## Required task
Omit all pictures. Copy exactly the lines from the line containing "Extract all readable text from this page." to the end of the listing, with both ends included.

Collection entries
------------------------------------------------------------------------

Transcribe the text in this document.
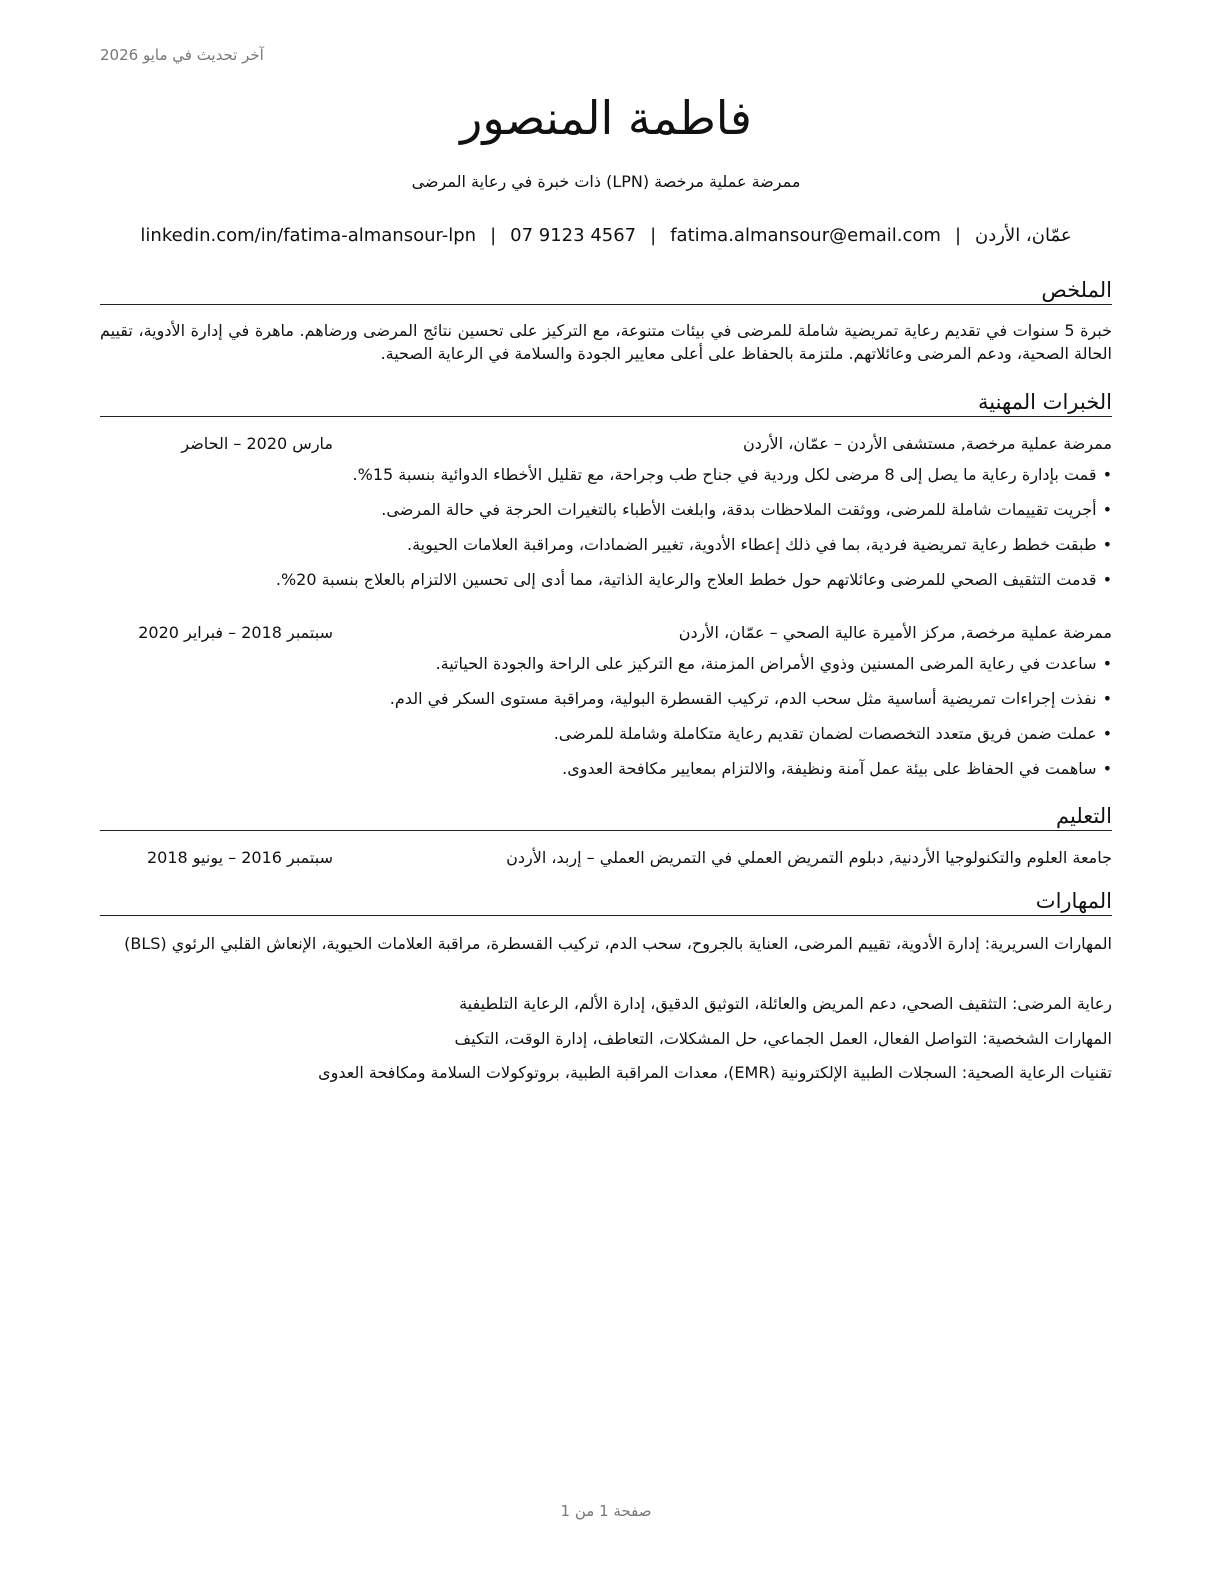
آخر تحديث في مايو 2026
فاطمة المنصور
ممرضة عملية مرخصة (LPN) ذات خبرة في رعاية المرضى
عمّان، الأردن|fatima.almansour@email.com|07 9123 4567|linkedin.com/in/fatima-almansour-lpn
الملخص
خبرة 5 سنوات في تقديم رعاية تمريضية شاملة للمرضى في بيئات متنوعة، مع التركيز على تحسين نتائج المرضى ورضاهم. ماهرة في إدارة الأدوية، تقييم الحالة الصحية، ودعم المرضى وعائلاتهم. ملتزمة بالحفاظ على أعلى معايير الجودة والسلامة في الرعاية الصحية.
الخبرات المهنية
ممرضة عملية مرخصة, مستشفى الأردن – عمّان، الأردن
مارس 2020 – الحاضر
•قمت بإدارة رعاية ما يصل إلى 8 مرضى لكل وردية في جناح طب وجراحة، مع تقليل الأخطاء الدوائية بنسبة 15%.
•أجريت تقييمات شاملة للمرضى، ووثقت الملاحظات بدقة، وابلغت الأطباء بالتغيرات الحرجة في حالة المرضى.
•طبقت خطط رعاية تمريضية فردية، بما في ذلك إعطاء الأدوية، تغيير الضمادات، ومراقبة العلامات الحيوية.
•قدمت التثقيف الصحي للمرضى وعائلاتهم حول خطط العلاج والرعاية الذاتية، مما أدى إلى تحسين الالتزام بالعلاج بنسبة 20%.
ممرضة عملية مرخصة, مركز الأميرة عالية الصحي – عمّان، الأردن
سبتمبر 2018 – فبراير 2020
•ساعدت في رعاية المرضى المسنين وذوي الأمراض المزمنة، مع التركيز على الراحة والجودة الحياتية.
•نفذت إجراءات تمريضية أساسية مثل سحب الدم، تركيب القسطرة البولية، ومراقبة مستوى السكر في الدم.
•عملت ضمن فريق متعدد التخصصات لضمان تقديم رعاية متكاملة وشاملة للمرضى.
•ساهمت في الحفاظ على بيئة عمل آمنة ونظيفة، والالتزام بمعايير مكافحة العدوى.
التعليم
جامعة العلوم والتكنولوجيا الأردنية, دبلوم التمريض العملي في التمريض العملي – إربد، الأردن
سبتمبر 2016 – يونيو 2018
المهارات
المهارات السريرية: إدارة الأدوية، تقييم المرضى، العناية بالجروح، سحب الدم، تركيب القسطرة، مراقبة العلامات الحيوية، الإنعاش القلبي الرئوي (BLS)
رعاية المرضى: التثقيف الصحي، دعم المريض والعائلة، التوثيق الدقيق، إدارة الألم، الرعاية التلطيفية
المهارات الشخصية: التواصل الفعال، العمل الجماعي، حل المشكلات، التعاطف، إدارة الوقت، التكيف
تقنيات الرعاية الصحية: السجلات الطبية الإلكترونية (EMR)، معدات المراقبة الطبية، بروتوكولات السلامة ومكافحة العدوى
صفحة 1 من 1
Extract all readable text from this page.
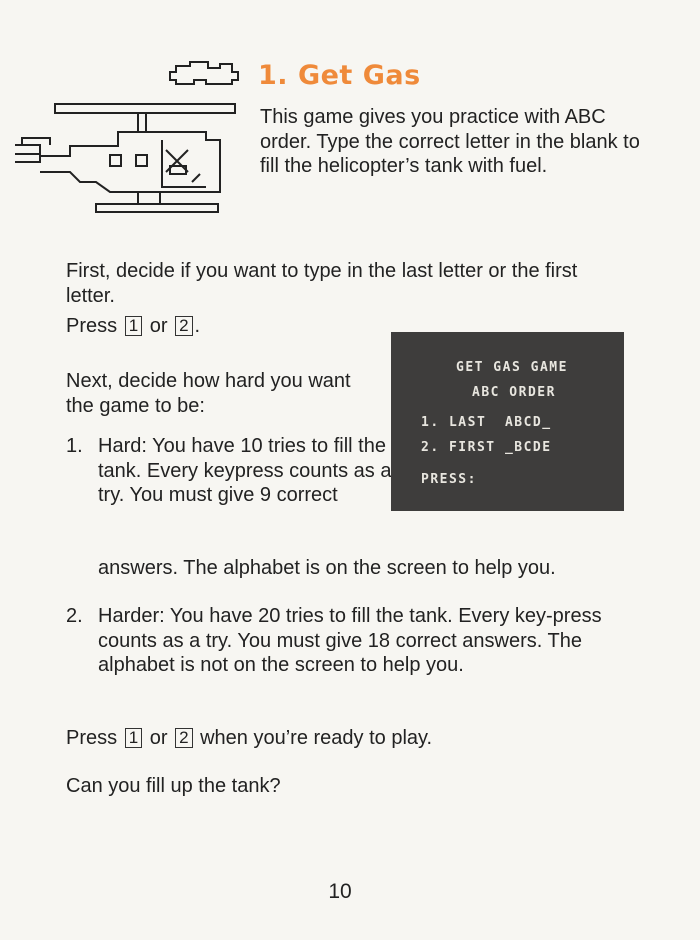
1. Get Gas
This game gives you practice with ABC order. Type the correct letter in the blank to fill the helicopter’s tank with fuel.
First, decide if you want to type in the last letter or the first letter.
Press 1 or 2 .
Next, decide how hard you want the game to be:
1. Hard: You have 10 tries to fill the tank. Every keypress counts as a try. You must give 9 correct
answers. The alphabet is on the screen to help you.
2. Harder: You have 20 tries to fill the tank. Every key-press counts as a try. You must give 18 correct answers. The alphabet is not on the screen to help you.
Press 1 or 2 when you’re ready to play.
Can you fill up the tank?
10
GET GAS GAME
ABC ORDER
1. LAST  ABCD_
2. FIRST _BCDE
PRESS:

------------------------------------------------------------------------

## Correct response
Extract all readable text from this page.
1. Get Gas
This game gives you practice with ABC order. Type the correct letter in the blank to fill the helicopter’s tank with fuel.
First, decide if you want to type in the last letter or the first letter.
Press 1 or 2 .
Next, decide how hard you want the game to be:
1. Hard: You have 10 tries to fill the tank. Every keypress counts as a try. You must give 9 correct
answers. The alphabet is on the screen to help you.
2. Harder: You have 20 tries to fill the tank. Every key-press counts as a try. You must give 18 correct answers. The alphabet is not on the screen to help you.
Press 1 or 2 when you’re ready to play.
Can you fill up the tank?
10
GET GAS GAME
ABC ORDER
1. LAST  ABCD_
2. FIRST _BCDE
PRESS:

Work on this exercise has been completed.